Written exercise ▸ The records below are to be repeated in full, exactly as they are.

--- START Dataset records ---

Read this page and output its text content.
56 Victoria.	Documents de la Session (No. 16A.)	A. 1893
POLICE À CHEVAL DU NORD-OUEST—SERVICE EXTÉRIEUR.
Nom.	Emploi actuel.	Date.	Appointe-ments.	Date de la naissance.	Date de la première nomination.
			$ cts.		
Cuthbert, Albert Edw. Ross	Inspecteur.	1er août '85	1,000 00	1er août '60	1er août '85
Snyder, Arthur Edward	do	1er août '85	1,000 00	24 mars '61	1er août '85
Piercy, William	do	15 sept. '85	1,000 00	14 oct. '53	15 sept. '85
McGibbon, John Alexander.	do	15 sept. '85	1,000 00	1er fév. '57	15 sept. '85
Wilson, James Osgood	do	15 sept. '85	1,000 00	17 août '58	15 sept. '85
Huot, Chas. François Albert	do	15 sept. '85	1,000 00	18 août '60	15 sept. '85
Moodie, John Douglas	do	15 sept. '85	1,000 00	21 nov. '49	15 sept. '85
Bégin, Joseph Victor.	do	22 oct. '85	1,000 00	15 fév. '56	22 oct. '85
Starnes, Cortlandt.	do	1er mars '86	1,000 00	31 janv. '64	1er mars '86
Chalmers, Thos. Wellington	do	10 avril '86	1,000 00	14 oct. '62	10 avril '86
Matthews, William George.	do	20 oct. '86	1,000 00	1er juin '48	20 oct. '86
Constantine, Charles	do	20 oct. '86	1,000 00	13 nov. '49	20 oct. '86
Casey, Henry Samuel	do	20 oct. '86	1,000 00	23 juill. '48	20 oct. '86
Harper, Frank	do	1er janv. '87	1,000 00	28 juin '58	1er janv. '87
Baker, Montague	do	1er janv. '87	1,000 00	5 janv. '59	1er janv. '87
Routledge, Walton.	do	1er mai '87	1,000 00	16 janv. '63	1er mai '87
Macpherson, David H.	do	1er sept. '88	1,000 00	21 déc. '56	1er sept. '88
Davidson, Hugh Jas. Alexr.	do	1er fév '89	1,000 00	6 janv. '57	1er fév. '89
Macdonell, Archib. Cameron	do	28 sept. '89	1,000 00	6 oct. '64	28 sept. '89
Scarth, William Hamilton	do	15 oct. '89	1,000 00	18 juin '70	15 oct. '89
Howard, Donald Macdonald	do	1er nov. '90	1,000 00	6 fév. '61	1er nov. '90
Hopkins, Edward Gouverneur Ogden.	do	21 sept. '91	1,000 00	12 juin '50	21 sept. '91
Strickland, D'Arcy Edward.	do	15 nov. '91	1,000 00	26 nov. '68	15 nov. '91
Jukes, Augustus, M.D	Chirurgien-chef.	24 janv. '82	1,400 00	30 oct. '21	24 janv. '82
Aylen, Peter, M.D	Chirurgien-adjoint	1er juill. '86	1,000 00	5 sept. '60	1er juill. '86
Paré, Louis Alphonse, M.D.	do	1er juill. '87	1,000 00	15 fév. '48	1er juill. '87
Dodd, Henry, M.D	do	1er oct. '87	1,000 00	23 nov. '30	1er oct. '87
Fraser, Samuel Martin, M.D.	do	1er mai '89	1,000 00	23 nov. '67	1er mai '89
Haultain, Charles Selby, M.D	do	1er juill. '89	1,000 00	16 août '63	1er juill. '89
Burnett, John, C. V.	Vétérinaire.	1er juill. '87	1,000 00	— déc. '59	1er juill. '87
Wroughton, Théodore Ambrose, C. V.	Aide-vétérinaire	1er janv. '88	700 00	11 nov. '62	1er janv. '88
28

--- END Dataset records ---

Result of this exercise ▸
Read this page and output its text content.
56 Victoria.	Documents de la Session (No. 16A.)	A. 1893
POLICE À CHEVAL DU NORD-OUEST—SERVICE EXTÉRIEUR.
Nom.	Emploi actuel.	Date.	Appointe-ments.	Date de la naissance.	Date de la première nomination.
			$ cts.		
Cuthbert, Albert Edw. Ross	Inspecteur.	1er août '85	1,000 00	1er août '60	1er août '85
Snyder, Arthur Edward	do	1er août '85	1,000 00	24 mars '61	1er août '85
Piercy, William	do	15 sept. '85	1,000 00	14 oct. '53	15 sept. '85
McGibbon, John Alexander.	do	15 sept. '85	1,000 00	1er fév. '57	15 sept. '85
Wilson, James Osgood	do	15 sept. '85	1,000 00	17 août '58	15 sept. '85
Huot, Chas. François Albert	do	15 sept. '85	1,000 00	18 août '60	15 sept. '85
Moodie, John Douglas	do	15 sept. '85	1,000 00	21 nov. '49	15 sept. '85
Bégin, Joseph Victor.	do	22 oct. '85	1,000 00	15 fév. '56	22 oct. '85
Starnes, Cortlandt.	do	1er mars '86	1,000 00	31 janv. '64	1er mars '86
Chalmers, Thos. Wellington	do	10 avril '86	1,000 00	14 oct. '62	10 avril '86
Matthews, William George.	do	20 oct. '86	1,000 00	1er juin '48	20 oct. '86
Constantine, Charles	do	20 oct. '86	1,000 00	13 nov. '49	20 oct. '86
Casey, Henry Samuel	do	20 oct. '86	1,000 00	23 juill. '48	20 oct. '86
Harper, Frank	do	1er janv. '87	1,000 00	28 juin '58	1er janv. '87
Baker, Montague	do	1er janv. '87	1,000 00	5 janv. '59	1er janv. '87
Routledge, Walton.	do	1er mai '87	1,000 00	16 janv. '63	1er mai '87
Macpherson, David H.	do	1er sept. '88	1,000 00	21 déc. '56	1er sept. '88
Davidson, Hugh Jas. Alexr.	do	1er fév '89	1,000 00	6 janv. '57	1er fév. '89
Macdonell, Archib. Cameron	do	28 sept. '89	1,000 00	6 oct. '64	28 sept. '89
Scarth, William Hamilton	do	15 oct. '89	1,000 00	18 juin '70	15 oct. '89
Howard, Donald Macdonald	do	1er nov. '90	1,000 00	6 fév. '61	1er nov. '90
Hopkins, Edward Gouverneur Ogden.	do	21 sept. '91	1,000 00	12 juin '50	21 sept. '91
Strickland, D'Arcy Edward.	do	15 nov. '91	1,000 00	26 nov. '68	15 nov. '91
Jukes, Augustus, M.D	Chirurgien-chef.	24 janv. '82	1,400 00	30 oct. '21	24 janv. '82
Aylen, Peter, M.D	Chirurgien-adjoint	1er juill. '86	1,000 00	5 sept. '60	1er juill. '86
Paré, Louis Alphonse, M.D.	do	1er juill. '87	1,000 00	15 fév. '48	1er juill. '87
Dodd, Henry, M.D	do	1er oct. '87	1,000 00	23 nov. '30	1er oct. '87
Fraser, Samuel Martin, M.D.	do	1er mai '89	1,000 00	23 nov. '67	1er mai '89
Haultain, Charles Selby, M.D	do	1er juill. '89	1,000 00	16 août '63	1er juill. '89
Burnett, John, C. V.	Vétérinaire.	1er juill. '87	1,000 00	— déc. '59	1er juill. '87
Wroughton, Théodore Ambrose, C. V.	Aide-vétérinaire	1er janv. '88	700 00	11 nov. '62	1er janv. '88
28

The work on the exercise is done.